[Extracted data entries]
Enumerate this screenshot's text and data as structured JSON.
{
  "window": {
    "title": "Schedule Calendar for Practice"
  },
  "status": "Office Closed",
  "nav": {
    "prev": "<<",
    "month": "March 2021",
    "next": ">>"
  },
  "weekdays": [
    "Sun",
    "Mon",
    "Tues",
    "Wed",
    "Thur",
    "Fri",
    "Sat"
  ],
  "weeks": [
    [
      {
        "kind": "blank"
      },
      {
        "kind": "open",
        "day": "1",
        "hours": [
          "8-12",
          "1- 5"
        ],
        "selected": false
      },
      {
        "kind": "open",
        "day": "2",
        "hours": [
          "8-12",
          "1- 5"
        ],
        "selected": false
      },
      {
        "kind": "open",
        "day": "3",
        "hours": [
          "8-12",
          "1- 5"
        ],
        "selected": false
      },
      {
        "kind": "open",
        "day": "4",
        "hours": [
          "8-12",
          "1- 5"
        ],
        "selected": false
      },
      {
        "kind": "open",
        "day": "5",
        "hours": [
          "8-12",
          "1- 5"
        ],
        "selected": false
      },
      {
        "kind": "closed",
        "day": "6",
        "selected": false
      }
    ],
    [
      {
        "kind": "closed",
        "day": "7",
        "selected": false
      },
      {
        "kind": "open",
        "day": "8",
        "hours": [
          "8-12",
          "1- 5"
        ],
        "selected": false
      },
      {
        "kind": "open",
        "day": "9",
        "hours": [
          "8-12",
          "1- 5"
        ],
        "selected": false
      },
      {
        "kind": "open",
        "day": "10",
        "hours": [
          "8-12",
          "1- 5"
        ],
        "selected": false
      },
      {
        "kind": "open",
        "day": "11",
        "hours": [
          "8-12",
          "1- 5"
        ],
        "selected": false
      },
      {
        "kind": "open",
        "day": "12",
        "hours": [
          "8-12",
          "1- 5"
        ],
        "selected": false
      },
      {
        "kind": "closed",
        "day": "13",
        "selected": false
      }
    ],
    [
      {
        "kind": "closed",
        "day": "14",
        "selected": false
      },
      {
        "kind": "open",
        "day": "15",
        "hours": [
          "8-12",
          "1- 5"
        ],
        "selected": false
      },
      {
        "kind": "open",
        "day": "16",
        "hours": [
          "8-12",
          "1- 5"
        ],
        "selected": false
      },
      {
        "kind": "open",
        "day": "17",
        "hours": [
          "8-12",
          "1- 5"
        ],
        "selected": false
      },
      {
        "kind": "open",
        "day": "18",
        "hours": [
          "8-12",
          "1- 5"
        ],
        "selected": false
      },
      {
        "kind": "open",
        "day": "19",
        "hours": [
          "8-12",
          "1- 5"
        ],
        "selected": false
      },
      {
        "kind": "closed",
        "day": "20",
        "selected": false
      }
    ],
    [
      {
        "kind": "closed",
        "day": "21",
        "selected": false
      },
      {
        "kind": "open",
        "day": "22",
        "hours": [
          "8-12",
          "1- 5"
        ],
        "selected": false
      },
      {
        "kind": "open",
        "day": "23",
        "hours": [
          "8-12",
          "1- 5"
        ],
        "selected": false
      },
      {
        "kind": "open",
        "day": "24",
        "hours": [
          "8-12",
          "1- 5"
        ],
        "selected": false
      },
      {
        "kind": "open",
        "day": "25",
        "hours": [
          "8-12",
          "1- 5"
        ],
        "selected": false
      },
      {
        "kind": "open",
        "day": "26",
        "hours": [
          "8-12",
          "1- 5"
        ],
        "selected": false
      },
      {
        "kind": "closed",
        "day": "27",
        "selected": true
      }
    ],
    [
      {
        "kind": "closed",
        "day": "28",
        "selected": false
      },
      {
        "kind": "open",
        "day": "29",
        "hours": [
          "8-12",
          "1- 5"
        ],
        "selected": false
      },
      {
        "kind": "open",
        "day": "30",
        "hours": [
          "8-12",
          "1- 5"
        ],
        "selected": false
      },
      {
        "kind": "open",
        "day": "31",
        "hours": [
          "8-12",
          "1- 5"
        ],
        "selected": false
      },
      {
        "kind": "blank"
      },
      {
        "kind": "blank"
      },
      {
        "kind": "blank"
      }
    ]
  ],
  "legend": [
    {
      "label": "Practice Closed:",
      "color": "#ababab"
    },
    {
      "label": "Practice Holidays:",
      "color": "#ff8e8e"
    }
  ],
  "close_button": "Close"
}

## What you are asked to do
Extract each entry in full and write it down exactly.

## Solved problem
Enumerate this screenshot's text and data as structured JSON.
{
  "window": {
    "title": "Schedule Calendar for Practice"
  },
  "status": "Office Closed",
  "nav": {
    "prev": "<<",
    "month": "March 2021",
    "next": ">>"
  },
  "weekdays": [
    "Sun",
    "Mon",
    "Tues",
    "Wed",
    "Thur",
    "Fri",
    "Sat"
  ],
  "weeks": [
    [
      {
        "kind": "blank"
      },
      {
        "kind": "open",
        "day": "1",
        "hours": [
          "8-12",
          "1- 5"
        ],
        "selected": false
      },
      {
        "kind": "open",
        "day": "2",
        "hours": [
          "8-12",
          "1- 5"
        ],
        "selected": false
      },
      {
        "kind": "open",
        "day": "3",
        "hours": [
          "8-12",
          "1- 5"
        ],
        "selected": false
      },
      {
        "kind": "open",
        "day": "4",
        "hours": [
          "8-12",
          "1- 5"
        ],
        "selected": false
      },
      {
        "kind": "open",
        "day": "5",
        "hours": [
          "8-12",
          "1- 5"
        ],
        "selected": false
      },
      {
        "kind": "closed",
        "day": "6",
        "selected": false
      }
    ],
    [
      {
        "kind": "closed",
        "day": "7",
        "selected": false
      },
      {
        "kind": "open",
        "day": "8",
        "hours": [
          "8-12",
          "1- 5"
        ],
        "selected": false
      },
      {
        "kind": "open",
        "day": "9",
        "hours": [
          "8-12",
          "1- 5"
        ],
        "selected": false
      },
      {
        "kind": "open",
        "day": "10",
        "hours": [
          "8-12",
          "1- 5"
        ],
        "selected": false
      },
      {
        "kind": "open",
        "day": "11",
        "hours": [
          "8-12",
          "1- 5"
        ],
        "selected": false
      },
      {
        "kind": "open",
        "day": "12",
        "hours": [
          "8-12",
          "1- 5"
        ],
        "selected": false
      },
      {
        "kind": "closed",
        "day": "13",
        "selected": false
      }
    ],
    [
      {
        "kind": "closed",
        "day": "14",
        "selected": false
      },
      {
        "kind": "open",
        "day": "15",
        "hours": [
          "8-12",
          "1- 5"
        ],
        "selected": false
      },
      {
        "kind": "open",
        "day": "16",
        "hours": [
          "8-12",
          "1- 5"
        ],
        "selected": false
      },
      {
        "kind": "open",
        "day": "17",
        "hours": [
          "8-12",
          "1- 5"
        ],
        "selected": false
      },
      {
        "kind": "open",
        "day": "18",
        "hours": [
          "8-12",
          "1- 5"
        ],
        "selected": false
      },
      {
        "kind": "open",
        "day": "19",
        "hours": [
          "8-12",
          "1- 5"
        ],
        "selected": false
      },
      {
        "kind": "closed",
        "day": "20",
        "selected": false
      }
    ],
    [
      {
        "kind": "closed",
        "day": "21",
        "selected": false
      },
      {
        "kind": "open",
        "day": "22",
        "hours": [
          "8-12",
          "1- 5"
        ],
        "selected": false
      },
      {
        "kind": "open",
        "day": "23",
        "hours": [
          "8-12",
          "1- 5"
        ],
        "selected": false
      },
      {
        "kind": "open",
        "day": "24",
        "hours": [
          "8-12",
          "1- 5"
        ],
        "selected": false
      },
      {
        "kind": "open",
        "day": "25",
        "hours": [
          "8-12",
          "1- 5"
        ],
        "selected": false
      },
      {
        "kind": "open",
        "day": "26",
        "hours": [
          "8-12",
          "1- 5"
        ],
        "selected": false
      },
      {
        "kind": "closed",
        "day": "27",
        "selected": true
      }
    ],
    [
      {
        "kind": "closed",
        "day": "28",
        "selected": false
      },
      {
        "kind": "open",
        "day": "29",
        "hours": [
          "8-12",
          "1- 5"
        ],
        "selected": false
      },
      {
        "kind": "open",
        "day": "30",
        "hours": [
          "8-12",
          "1- 5"
        ],
        "selected": false
      },
      {
        "kind": "open",
        "day": "31",
        "hours": [
          "8-12",
          "1- 5"
        ],
        "selected": false
      },
      {
        "kind": "blank"
      },
      {
        "kind": "blank"
      },
      {
        "kind": "blank"
      }
    ]
  ],
  "legend": [
    {
      "label": "Practice Closed:",
      "color": "#ababab"
    },
    {
      "label": "Practice Holidays:",
      "color": "#ff8e8e"
    }
  ],
  "close_button": "Close"
}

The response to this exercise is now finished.